_Exercise data_
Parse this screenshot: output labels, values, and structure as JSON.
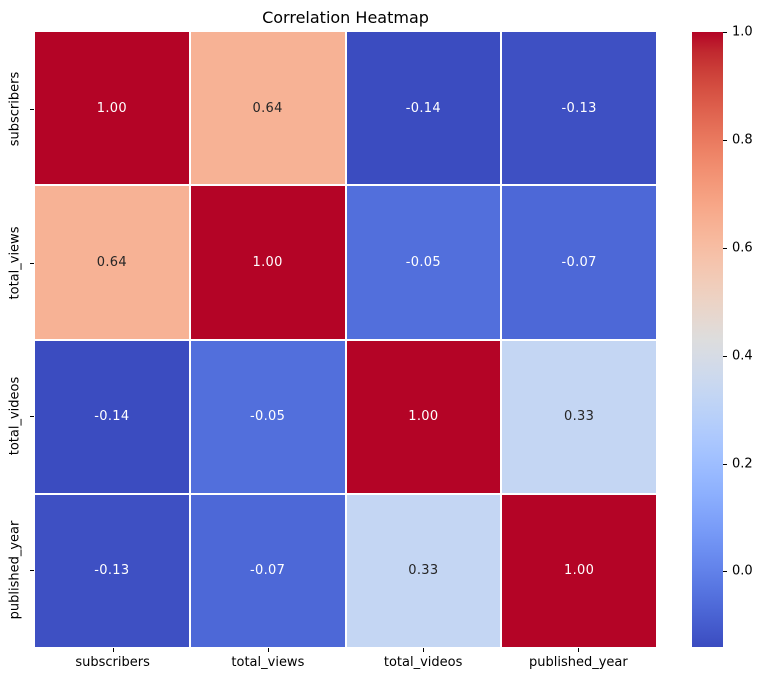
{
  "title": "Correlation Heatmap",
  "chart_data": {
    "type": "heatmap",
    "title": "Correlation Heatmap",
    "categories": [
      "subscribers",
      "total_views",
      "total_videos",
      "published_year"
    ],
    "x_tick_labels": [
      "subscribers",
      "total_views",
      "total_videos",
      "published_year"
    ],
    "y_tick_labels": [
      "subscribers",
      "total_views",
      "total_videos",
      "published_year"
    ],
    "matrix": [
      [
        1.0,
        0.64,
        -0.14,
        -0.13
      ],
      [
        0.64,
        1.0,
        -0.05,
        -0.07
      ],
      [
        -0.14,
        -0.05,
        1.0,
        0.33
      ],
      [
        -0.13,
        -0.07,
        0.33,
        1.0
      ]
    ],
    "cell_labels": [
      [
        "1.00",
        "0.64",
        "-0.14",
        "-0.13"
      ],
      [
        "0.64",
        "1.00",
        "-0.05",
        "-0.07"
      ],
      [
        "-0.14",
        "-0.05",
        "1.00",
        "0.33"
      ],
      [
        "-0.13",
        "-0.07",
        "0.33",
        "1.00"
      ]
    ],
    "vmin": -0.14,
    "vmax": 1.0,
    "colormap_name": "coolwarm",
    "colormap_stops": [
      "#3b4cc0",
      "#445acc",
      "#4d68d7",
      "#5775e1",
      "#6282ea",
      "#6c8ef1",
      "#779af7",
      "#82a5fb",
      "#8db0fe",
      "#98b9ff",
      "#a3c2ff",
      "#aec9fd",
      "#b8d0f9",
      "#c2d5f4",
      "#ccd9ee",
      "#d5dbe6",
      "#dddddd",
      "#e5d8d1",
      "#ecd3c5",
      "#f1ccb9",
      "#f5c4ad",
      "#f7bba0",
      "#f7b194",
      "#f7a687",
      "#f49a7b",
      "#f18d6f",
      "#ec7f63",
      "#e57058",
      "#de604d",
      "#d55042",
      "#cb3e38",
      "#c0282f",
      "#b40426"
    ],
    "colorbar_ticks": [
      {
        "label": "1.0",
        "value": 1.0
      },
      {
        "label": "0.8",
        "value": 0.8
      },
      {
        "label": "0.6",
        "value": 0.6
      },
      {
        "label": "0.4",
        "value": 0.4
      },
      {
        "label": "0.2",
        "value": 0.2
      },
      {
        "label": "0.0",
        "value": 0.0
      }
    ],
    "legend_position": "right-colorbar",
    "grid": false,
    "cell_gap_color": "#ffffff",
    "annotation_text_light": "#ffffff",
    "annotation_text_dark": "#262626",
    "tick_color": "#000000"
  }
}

_Task details_
Skip every picture and transcribe the data above exactly.

_Solved problem_
Parse this screenshot: output labels, values, and structure as JSON.
{
  "title": "Correlation Heatmap",
  "chart_data": {
    "type": "heatmap",
    "title": "Correlation Heatmap",
    "categories": [
      "subscribers",
      "total_views",
      "total_videos",
      "published_year"
    ],
    "x_tick_labels": [
      "subscribers",
      "total_views",
      "total_videos",
      "published_year"
    ],
    "y_tick_labels": [
      "subscribers",
      "total_views",
      "total_videos",
      "published_year"
    ],
    "matrix": [
      [
        1.0,
        0.64,
        -0.14,
        -0.13
      ],
      [
        0.64,
        1.0,
        -0.05,
        -0.07
      ],
      [
        -0.14,
        -0.05,
        1.0,
        0.33
      ],
      [
        -0.13,
        -0.07,
        0.33,
        1.0
      ]
    ],
    "cell_labels": [
      [
        "1.00",
        "0.64",
        "-0.14",
        "-0.13"
      ],
      [
        "0.64",
        "1.00",
        "-0.05",
        "-0.07"
      ],
      [
        "-0.14",
        "-0.05",
        "1.00",
        "0.33"
      ],
      [
        "-0.13",
        "-0.07",
        "0.33",
        "1.00"
      ]
    ],
    "vmin": -0.14,
    "vmax": 1.0,
    "colormap_name": "coolwarm",
    "colormap_stops": [
      "#3b4cc0",
      "#445acc",
      "#4d68d7",
      "#5775e1",
      "#6282ea",
      "#6c8ef1",
      "#779af7",
      "#82a5fb",
      "#8db0fe",
      "#98b9ff",
      "#a3c2ff",
      "#aec9fd",
      "#b8d0f9",
      "#c2d5f4",
      "#ccd9ee",
      "#d5dbe6",
      "#dddddd",
      "#e5d8d1",
      "#ecd3c5",
      "#f1ccb9",
      "#f5c4ad",
      "#f7bba0",
      "#f7b194",
      "#f7a687",
      "#f49a7b",
      "#f18d6f",
      "#ec7f63",
      "#e57058",
      "#de604d",
      "#d55042",
      "#cb3e38",
      "#c0282f",
      "#b40426"
    ],
    "colorbar_ticks": [
      {
        "label": "1.0",
        "value": 1.0
      },
      {
        "label": "0.8",
        "value": 0.8
      },
      {
        "label": "0.6",
        "value": 0.6
      },
      {
        "label": "0.4",
        "value": 0.4
      },
      {
        "label": "0.2",
        "value": 0.2
      },
      {
        "label": "0.0",
        "value": 0.0
      }
    ],
    "legend_position": "right-colorbar",
    "grid": false,
    "cell_gap_color": "#ffffff",
    "annotation_text_light": "#ffffff",
    "annotation_text_dark": "#262626",
    "tick_color": "#000000"
  }
}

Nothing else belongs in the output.